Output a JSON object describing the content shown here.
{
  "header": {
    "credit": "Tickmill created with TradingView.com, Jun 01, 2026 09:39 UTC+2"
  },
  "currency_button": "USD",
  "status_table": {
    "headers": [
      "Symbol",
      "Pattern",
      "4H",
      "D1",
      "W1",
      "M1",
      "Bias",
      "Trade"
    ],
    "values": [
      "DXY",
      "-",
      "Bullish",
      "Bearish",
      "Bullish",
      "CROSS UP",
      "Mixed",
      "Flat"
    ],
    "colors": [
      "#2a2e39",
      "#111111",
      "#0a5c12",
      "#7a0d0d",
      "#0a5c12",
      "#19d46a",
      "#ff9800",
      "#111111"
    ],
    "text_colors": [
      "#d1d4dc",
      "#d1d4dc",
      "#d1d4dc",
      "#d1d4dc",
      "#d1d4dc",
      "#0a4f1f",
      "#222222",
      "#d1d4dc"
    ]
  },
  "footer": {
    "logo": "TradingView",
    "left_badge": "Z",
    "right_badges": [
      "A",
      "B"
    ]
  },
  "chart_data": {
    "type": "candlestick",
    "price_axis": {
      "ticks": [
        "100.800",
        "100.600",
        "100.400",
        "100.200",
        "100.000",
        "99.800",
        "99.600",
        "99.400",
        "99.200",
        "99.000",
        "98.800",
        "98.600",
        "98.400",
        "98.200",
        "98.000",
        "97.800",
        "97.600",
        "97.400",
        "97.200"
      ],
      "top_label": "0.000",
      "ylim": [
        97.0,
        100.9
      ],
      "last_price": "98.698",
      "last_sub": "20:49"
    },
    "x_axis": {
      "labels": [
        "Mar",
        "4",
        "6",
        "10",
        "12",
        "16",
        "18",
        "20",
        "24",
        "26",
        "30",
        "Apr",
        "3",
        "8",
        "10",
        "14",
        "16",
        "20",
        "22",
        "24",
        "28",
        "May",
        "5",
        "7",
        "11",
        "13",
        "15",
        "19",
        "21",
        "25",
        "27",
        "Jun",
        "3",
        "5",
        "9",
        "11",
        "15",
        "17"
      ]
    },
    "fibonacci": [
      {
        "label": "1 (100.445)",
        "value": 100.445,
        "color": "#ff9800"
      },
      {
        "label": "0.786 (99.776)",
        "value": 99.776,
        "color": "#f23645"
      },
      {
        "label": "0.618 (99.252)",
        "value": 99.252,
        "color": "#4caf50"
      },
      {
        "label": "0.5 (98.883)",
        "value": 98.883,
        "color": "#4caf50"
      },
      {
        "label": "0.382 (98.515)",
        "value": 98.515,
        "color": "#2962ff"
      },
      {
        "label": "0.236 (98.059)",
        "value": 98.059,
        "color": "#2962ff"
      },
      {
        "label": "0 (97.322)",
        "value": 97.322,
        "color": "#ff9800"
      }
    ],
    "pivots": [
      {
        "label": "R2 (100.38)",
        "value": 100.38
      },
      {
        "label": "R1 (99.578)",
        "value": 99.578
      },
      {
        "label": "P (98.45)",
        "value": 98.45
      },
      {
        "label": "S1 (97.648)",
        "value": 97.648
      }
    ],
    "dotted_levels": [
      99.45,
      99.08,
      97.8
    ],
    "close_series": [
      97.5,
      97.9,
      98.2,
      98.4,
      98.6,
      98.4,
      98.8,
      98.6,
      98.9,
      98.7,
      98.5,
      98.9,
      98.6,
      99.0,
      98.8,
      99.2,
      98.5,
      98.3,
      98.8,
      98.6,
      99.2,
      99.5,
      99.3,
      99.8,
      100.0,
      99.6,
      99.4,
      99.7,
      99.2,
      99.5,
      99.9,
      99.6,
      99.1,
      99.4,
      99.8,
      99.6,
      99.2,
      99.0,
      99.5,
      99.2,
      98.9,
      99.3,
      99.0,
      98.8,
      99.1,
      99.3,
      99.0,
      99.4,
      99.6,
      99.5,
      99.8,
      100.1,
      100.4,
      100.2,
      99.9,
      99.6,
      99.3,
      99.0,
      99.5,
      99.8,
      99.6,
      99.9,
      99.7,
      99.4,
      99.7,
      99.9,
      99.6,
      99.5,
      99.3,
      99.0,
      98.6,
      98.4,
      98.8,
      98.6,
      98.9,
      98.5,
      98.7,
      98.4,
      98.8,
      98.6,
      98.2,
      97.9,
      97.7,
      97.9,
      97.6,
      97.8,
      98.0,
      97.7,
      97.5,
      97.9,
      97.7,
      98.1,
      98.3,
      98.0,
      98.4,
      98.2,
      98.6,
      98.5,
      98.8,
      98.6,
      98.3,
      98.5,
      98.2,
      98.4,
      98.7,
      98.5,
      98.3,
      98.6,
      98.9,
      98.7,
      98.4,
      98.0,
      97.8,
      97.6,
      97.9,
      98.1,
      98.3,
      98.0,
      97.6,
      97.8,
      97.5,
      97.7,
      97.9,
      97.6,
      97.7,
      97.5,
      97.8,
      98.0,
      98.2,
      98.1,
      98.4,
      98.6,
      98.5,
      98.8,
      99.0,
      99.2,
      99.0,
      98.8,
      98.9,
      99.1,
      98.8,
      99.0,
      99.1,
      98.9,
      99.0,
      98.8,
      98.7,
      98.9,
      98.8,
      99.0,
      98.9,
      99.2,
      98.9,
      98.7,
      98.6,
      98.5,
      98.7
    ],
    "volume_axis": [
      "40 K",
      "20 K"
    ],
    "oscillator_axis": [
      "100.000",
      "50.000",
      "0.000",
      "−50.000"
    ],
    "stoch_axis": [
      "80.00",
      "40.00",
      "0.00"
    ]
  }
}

++++++

**Problem to work on:** Each line above must be printed exactly as it appears.

**Solved problem:**
Output a JSON object describing the content shown here.
{
  "header": {
    "credit": "Tickmill created with TradingView.com, Jun 01, 2026 09:39 UTC+2"
  },
  "currency_button": "USD",
  "status_table": {
    "headers": [
      "Symbol",
      "Pattern",
      "4H",
      "D1",
      "W1",
      "M1",
      "Bias",
      "Trade"
    ],
    "values": [
      "DXY",
      "-",
      "Bullish",
      "Bearish",
      "Bullish",
      "CROSS UP",
      "Mixed",
      "Flat"
    ],
    "colors": [
      "#2a2e39",
      "#111111",
      "#0a5c12",
      "#7a0d0d",
      "#0a5c12",
      "#19d46a",
      "#ff9800",
      "#111111"
    ],
    "text_colors": [
      "#d1d4dc",
      "#d1d4dc",
      "#d1d4dc",
      "#d1d4dc",
      "#d1d4dc",
      "#0a4f1f",
      "#222222",
      "#d1d4dc"
    ]
  },
  "footer": {
    "logo": "TradingView",
    "left_badge": "Z",
    "right_badges": [
      "A",
      "B"
    ]
  },
  "chart_data": {
    "type": "candlestick",
    "price_axis": {
      "ticks": [
        "100.800",
        "100.600",
        "100.400",
        "100.200",
        "100.000",
        "99.800",
        "99.600",
        "99.400",
        "99.200",
        "99.000",
        "98.800",
        "98.600",
        "98.400",
        "98.200",
        "98.000",
        "97.800",
        "97.600",
        "97.400",
        "97.200"
      ],
      "top_label": "0.000",
      "ylim": [
        97.0,
        100.9
      ],
      "last_price": "98.698",
      "last_sub": "20:49"
    },
    "x_axis": {
      "labels": [
        "Mar",
        "4",
        "6",
        "10",
        "12",
        "16",
        "18",
        "20",
        "24",
        "26",
        "30",
        "Apr",
        "3",
        "8",
        "10",
        "14",
        "16",
        "20",
        "22",
        "24",
        "28",
        "May",
        "5",
        "7",
        "11",
        "13",
        "15",
        "19",
        "21",
        "25",
        "27",
        "Jun",
        "3",
        "5",
        "9",
        "11",
        "15",
        "17"
      ]
    },
    "fibonacci": [
      {
        "label": "1 (100.445)",
        "value": 100.445,
        "color": "#ff9800"
      },
      {
        "label": "0.786 (99.776)",
        "value": 99.776,
        "color": "#f23645"
      },
      {
        "label": "0.618 (99.252)",
        "value": 99.252,
        "color": "#4caf50"
      },
      {
        "label": "0.5 (98.883)",
        "value": 98.883,
        "color": "#4caf50"
      },
      {
        "label": "0.382 (98.515)",
        "value": 98.515,
        "color": "#2962ff"
      },
      {
        "label": "0.236 (98.059)",
        "value": 98.059,
        "color": "#2962ff"
      },
      {
        "label": "0 (97.322)",
        "value": 97.322,
        "color": "#ff9800"
      }
    ],
    "pivots": [
      {
        "label": "R2 (100.38)",
        "value": 100.38
      },
      {
        "label": "R1 (99.578)",
        "value": 99.578
      },
      {
        "label": "P (98.45)",
        "value": 98.45
      },
      {
        "label": "S1 (97.648)",
        "value": 97.648
      }
    ],
    "dotted_levels": [
      99.45,
      99.08,
      97.8
    ],
    "close_series": [
      97.5,
      97.9,
      98.2,
      98.4,
      98.6,
      98.4,
      98.8,
      98.6,
      98.9,
      98.7,
      98.5,
      98.9,
      98.6,
      99.0,
      98.8,
      99.2,
      98.5,
      98.3,
      98.8,
      98.6,
      99.2,
      99.5,
      99.3,
      99.8,
      100.0,
      99.6,
      99.4,
      99.7,
      99.2,
      99.5,
      99.9,
      99.6,
      99.1,
      99.4,
      99.8,
      99.6,
      99.2,
      99.0,
      99.5,
      99.2,
      98.9,
      99.3,
      99.0,
      98.8,
      99.1,
      99.3,
      99.0,
      99.4,
      99.6,
      99.5,
      99.8,
      100.1,
      100.4,
      100.2,
      99.9,
      99.6,
      99.3,
      99.0,
      99.5,
      99.8,
      99.6,
      99.9,
      99.7,
      99.4,
      99.7,
      99.9,
      99.6,
      99.5,
      99.3,
      99.0,
      98.6,
      98.4,
      98.8,
      98.6,
      98.9,
      98.5,
      98.7,
      98.4,
      98.8,
      98.6,
      98.2,
      97.9,
      97.7,
      97.9,
      97.6,
      97.8,
      98.0,
      97.7,
      97.5,
      97.9,
      97.7,
      98.1,
      98.3,
      98.0,
      98.4,
      98.2,
      98.6,
      98.5,
      98.8,
      98.6,
      98.3,
      98.5,
      98.2,
      98.4,
      98.7,
      98.5,
      98.3,
      98.6,
      98.9,
      98.7,
      98.4,
      98.0,
      97.8,
      97.6,
      97.9,
      98.1,
      98.3,
      98.0,
      97.6,
      97.8,
      97.5,
      97.7,
      97.9,
      97.6,
      97.7,
      97.5,
      97.8,
      98.0,
      98.2,
      98.1,
      98.4,
      98.6,
      98.5,
      98.8,
      99.0,
      99.2,
      99.0,
      98.8,
      98.9,
      99.1,
      98.8,
      99.0,
      99.1,
      98.9,
      99.0,
      98.8,
      98.7,
      98.9,
      98.8,
      99.0,
      98.9,
      99.2,
      98.9,
      98.7,
      98.6,
      98.5,
      98.7
    ],
    "volume_axis": [
      "40 K",
      "20 K"
    ],
    "oscillator_axis": [
      "100.000",
      "50.000",
      "0.000",
      "−50.000"
    ],
    "stoch_axis": [
      "80.00",
      "40.00",
      "0.00"
    ]
  }
}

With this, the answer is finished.